Compito da svolgere
Scrivi il seguito del testo sulla Xylella e sul confronto con l'AIDS, partendo dopo la sua ultima frase.

Al di là degli errori del passato e del presente di cui parleremo, continua a passare sotto silenzio l’argomento chiave di tutta la vicenda: l’impotenza della scienza a contrastare efficacemente un fenomeno naturale come può essere la diffusione di una malattia umana o vegetale.
La storia, se si sa leggerla, è una brava maestra!
Per restare ai tempi recenti, trent’anni fa uno stesso senso di impotenza sconfortava l’ambiente sanitario: la diffusione dell’AIDS che con questa malattia vegetale, almeno nei passaggi chiave, ha più di un punto in comune. La battaglia contro l’AIDS che dura ancora oggi ha raggiunto ormai i risultati minimi attesi ossia la derubricazione da malattia letale a malattia cronica, il che non è poco con prospettive promettenti come possono essere una futura completa guarigione o l’introduzione di un vaccino efficace.
La sinergia tra le istituzioni, la comunità scientifica e le aziende farmaceutiche nel rispetto dei propri ruoli ha prodotto risultati concreti che hanno consentito di proporre cure antivirali sempre più efficaci e migliorare notevolmente la qualità di vita dei pazienti. Quando i ruoli si rispettano e il bersaglio individuato correttamente i risultati arrivano.
Per la Xylella, a cinque anni dall’infezione, a situazione è paragonabile a quella dell’AIDS alla fine degli anni ottanta!

Dati

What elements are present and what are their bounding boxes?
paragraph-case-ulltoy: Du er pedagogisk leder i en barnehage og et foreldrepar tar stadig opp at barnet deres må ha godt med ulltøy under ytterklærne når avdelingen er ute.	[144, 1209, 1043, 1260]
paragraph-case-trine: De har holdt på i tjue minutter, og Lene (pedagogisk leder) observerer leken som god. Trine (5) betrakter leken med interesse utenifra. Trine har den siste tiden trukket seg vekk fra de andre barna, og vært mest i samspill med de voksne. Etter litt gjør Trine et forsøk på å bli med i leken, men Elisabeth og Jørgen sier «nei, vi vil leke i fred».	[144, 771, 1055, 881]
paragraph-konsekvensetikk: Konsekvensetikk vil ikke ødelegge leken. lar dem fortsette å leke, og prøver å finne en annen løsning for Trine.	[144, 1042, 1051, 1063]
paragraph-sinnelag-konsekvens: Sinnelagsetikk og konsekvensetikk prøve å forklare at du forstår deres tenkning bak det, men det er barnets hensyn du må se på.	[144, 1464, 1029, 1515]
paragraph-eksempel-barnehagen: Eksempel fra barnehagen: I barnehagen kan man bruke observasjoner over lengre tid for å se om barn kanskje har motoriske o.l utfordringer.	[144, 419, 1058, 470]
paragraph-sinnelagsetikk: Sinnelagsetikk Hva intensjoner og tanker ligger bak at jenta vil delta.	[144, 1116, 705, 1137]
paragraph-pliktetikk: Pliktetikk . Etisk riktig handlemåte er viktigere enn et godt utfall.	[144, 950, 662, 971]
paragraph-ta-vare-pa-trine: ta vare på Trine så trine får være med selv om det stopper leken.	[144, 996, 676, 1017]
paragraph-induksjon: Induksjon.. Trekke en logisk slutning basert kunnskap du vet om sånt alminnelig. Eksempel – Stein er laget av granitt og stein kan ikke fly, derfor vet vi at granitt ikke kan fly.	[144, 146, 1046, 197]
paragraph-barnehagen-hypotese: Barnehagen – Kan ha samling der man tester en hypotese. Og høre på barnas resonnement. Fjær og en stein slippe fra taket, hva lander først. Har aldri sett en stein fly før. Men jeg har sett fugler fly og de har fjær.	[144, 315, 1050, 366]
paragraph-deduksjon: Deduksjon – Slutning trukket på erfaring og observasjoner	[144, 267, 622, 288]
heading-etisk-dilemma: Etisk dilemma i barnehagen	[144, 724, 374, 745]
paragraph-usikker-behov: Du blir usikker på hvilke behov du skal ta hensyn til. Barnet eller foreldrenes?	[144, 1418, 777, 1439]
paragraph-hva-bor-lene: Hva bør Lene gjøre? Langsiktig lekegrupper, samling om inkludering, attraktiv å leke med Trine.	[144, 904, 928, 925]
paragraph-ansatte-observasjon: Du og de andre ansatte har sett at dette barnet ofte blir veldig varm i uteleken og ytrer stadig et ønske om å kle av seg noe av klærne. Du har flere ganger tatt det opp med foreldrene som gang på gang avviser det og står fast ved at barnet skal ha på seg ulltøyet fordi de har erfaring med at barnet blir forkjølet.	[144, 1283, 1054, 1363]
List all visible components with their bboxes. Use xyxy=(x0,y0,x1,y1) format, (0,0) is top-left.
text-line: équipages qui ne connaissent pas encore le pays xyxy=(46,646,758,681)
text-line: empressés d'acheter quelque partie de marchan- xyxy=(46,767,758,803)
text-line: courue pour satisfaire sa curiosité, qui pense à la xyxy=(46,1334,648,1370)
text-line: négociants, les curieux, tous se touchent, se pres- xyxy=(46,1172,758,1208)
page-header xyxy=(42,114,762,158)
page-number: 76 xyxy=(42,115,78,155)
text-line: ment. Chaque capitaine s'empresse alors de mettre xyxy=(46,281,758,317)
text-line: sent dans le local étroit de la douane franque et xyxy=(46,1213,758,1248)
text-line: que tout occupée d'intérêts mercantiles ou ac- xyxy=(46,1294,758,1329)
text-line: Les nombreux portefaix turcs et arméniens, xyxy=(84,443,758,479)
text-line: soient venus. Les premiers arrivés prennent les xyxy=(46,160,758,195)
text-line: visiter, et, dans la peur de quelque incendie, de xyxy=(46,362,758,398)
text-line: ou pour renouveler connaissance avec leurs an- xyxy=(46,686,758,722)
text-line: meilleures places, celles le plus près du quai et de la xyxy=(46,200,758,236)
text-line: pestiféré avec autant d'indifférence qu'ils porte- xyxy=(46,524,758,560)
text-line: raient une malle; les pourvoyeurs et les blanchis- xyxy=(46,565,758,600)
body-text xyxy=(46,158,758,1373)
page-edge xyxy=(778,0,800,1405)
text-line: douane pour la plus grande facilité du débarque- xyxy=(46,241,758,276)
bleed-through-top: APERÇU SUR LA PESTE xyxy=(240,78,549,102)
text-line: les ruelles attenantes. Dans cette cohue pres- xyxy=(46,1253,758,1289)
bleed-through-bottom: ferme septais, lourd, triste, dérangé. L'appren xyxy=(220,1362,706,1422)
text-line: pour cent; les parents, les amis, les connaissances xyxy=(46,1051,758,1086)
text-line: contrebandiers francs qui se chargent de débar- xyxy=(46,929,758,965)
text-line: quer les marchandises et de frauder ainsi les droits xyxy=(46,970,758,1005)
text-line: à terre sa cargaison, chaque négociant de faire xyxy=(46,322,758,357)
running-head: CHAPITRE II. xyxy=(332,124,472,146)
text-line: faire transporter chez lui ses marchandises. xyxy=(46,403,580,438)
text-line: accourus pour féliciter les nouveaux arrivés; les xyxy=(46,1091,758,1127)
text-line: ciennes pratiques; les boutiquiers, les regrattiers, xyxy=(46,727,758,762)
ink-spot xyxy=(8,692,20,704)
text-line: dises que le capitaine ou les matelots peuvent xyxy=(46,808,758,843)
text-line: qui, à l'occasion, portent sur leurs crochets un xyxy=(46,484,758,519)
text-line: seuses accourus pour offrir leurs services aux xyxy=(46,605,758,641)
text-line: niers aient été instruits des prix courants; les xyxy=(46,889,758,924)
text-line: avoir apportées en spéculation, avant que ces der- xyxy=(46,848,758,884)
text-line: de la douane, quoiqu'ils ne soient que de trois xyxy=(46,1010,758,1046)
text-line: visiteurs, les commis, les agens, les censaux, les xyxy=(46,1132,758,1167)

Risultato
Sappiamo qual è l’origine dell’agente infettante, il suo modo di propagazione e gli effetti che produce ma non disponiamo di sistemi di lotta efficaci per contrastarne la diffusione. Anche l’eradicazione degli alberi nelle cosiddette zone cuscinetto è una misura intrapresa in ritardo e alimenta dubbi di efficacia. Il fronte è troppo largo e viste le dimensioni attuali è un po’ come se a livello sanitario si volesse mettere in quarantena un’ intera popolazione. E’ l’errore del passato per il quale l’Italia rischia il deferimento alla Corte di Giustizia Europea per non aver ottemperato ad uno dei principi fondanti dell’Ordinamento Comunitario ossia a il principio di precauzione.
L’errore del presente non è meno grave. Non è ancora stato riconosciuto il ruolo chiave della scienza in tutta la vicenda. Infatti in mancanza di un opportuno coordinamento si avanza in ordine sparso e in una dimensione che non è quella giusta. Già nel 2015 l’EFSA (Autorità europea per la sicurezza alimentare) aveva raccomandato di promuovere e intensificare la ricerca a livello locale, dalla biologia del batterio e degli insetti vettori ad un sistema integrato di soluzioni per le difese delle coltivazioni. Qualcosa non ha funzionato. La batteriosi infatti continua ad avanzare inesorabilmente! Le piante muoiono! La dimensione del problema impone un coordinamento a livello europeo.
Il tempo dei tavoli tecnici locali nei quali la responsabilità viene parcellizzata e che raramente porta a risultati concreti è terminato. Non si può più spegnere l’incendio col secchio! Il problema non è più solo italiano: anche Spagna, Francia e Germania registrano focolai di infezione.
L’olivicoltura europea è stata colpita al cuore! Non è nemmeno un problema di fondi e di risorse!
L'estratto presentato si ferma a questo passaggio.